Task prompt
Turn the lines from the first one through the line containing "add-graph-icon[interactable]: +: [200, 171, 214, 185]" into a numbered list, including both ends and leaving out any blank lines.

Records shown
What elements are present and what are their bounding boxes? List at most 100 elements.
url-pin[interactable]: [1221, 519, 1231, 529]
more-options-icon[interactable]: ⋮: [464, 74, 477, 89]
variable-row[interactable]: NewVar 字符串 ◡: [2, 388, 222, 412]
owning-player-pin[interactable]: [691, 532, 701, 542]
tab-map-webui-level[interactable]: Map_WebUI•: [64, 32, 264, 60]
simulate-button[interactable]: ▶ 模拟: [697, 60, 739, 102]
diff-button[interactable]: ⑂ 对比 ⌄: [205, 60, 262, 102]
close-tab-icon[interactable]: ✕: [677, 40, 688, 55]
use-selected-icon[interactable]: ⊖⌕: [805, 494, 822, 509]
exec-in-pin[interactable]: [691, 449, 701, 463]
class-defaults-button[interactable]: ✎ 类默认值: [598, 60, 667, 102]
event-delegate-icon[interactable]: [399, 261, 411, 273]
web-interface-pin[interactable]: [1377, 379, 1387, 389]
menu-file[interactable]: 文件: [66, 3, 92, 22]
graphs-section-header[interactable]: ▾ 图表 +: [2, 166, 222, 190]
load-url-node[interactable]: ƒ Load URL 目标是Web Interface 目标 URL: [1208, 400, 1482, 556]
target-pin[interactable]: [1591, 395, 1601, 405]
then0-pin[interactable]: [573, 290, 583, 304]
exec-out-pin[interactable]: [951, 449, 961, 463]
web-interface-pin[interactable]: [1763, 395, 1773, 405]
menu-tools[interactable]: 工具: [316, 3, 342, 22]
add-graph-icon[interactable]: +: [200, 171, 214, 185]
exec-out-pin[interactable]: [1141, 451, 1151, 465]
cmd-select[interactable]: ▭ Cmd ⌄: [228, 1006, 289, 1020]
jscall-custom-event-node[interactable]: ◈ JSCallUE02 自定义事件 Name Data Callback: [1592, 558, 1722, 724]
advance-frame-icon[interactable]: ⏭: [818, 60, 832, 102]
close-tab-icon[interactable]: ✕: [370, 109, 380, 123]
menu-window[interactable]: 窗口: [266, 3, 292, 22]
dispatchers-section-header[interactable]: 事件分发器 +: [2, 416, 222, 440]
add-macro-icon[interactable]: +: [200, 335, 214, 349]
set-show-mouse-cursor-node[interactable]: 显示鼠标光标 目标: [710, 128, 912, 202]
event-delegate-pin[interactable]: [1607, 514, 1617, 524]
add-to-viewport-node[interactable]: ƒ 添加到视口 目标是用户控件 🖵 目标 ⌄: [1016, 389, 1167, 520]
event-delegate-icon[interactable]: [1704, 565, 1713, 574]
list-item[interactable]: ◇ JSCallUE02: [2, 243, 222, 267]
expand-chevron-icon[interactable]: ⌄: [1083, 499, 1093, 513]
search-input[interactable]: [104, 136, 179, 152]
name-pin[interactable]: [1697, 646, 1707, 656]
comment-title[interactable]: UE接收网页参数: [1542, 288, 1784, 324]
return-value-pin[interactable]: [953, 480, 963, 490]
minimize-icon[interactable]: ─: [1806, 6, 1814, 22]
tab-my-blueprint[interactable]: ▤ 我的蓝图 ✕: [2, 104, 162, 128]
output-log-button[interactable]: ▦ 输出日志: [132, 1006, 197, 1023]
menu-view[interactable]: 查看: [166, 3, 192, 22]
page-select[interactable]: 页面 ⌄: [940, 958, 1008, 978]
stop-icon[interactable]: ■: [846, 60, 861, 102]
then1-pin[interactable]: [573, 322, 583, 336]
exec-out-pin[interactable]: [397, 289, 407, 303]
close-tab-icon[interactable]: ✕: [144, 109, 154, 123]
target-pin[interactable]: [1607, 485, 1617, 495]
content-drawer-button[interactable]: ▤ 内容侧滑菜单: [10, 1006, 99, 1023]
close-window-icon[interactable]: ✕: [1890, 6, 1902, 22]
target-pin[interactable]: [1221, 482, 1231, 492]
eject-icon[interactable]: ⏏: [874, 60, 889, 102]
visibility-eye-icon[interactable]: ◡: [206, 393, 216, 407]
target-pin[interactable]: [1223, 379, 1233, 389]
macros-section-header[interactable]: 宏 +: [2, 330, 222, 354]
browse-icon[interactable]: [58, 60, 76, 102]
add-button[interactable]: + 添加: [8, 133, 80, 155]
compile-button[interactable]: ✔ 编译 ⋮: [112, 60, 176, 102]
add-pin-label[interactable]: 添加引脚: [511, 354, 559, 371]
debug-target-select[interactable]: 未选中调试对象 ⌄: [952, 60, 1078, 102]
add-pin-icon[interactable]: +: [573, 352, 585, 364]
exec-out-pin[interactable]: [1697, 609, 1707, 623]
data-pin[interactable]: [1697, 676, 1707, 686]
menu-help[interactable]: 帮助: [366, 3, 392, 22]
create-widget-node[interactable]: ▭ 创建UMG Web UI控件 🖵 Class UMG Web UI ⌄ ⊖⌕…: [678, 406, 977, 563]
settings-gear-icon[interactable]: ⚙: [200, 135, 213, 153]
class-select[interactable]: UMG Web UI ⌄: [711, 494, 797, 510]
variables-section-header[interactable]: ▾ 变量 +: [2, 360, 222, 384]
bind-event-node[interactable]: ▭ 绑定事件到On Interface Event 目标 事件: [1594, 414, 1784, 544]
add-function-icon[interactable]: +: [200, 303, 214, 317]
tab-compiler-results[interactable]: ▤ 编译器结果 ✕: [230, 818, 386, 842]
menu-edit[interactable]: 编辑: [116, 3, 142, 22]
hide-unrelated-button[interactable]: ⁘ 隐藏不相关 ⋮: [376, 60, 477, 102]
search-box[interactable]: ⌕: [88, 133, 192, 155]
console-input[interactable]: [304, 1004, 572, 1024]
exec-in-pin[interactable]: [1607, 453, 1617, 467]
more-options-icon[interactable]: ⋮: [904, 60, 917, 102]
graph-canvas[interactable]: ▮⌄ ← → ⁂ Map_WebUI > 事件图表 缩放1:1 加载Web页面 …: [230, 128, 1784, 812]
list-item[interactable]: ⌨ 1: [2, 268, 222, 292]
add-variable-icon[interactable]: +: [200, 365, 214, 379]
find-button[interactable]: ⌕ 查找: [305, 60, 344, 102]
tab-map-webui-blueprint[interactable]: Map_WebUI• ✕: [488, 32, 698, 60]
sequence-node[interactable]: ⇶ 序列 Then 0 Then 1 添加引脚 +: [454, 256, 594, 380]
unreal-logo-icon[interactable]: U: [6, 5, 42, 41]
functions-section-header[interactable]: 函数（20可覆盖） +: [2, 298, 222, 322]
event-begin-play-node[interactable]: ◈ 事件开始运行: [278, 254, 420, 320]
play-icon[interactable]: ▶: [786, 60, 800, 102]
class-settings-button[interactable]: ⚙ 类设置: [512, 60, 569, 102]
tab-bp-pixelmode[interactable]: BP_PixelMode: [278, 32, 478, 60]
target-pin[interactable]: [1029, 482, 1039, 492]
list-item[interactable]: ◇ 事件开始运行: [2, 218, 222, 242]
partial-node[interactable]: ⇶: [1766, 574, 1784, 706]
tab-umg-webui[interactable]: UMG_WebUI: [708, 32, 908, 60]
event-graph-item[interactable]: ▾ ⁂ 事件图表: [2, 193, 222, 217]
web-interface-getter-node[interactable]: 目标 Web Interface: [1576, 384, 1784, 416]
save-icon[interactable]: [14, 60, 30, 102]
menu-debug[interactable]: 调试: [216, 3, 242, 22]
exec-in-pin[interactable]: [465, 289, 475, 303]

Correct result
1. What elements are present and what are their bounding boxes? List at most 100 elements.
2. url-pin[interactable]: [1221, 519, 1231, 529]
3. more-options-icon[interactable]: ⋮: [464, 74, 477, 89]
4. variable-row[interactable]: NewVar 字符串 ◡: [2, 388, 222, 412]
5. owning-player-pin[interactable]: [691, 532, 701, 542]
6. tab-map-webui-level[interactable]: Map_WebUI•: [64, 32, 264, 60]
7. simulate-button[interactable]: ▶ 模拟: [697, 60, 739, 102]
8. diff-button[interactable]: ⑂ 对比 ⌄: [205, 60, 262, 102]
9. close-tab-icon[interactable]: ✕: [677, 40, 688, 55]
10. use-selected-icon[interactable]: ⊖⌕: [805, 494, 822, 509]
11. exec-in-pin[interactable]: [691, 449, 701, 463]
12. class-defaults-button[interactable]: ✎ 类默认值: [598, 60, 667, 102]
13. event-delegate-icon[interactable]: [399, 261, 411, 273]
14. web-interface-pin[interactable]: [1377, 379, 1387, 389]
15. menu-file[interactable]: 文件: [66, 3, 92, 22]
16. graphs-section-header[interactable]: ▾ 图表 +: [2, 166, 222, 190]
17. load-url-node[interactable]: ƒ Load URL 目标是Web Interface 目标 URL: [1208, 400, 1482, 556]
18. target-pin[interactable]: [1591, 395, 1601, 405]
19. then0-pin[interactable]: [573, 290, 583, 304]
20. exec-out-pin[interactable]: [951, 449, 961, 463]
21. web-interface-pin[interactable]: [1763, 395, 1773, 405]
22. menu-tools[interactable]: 工具: [316, 3, 342, 22]
23. add-graph-icon[interactable]: +: [200, 171, 214, 185]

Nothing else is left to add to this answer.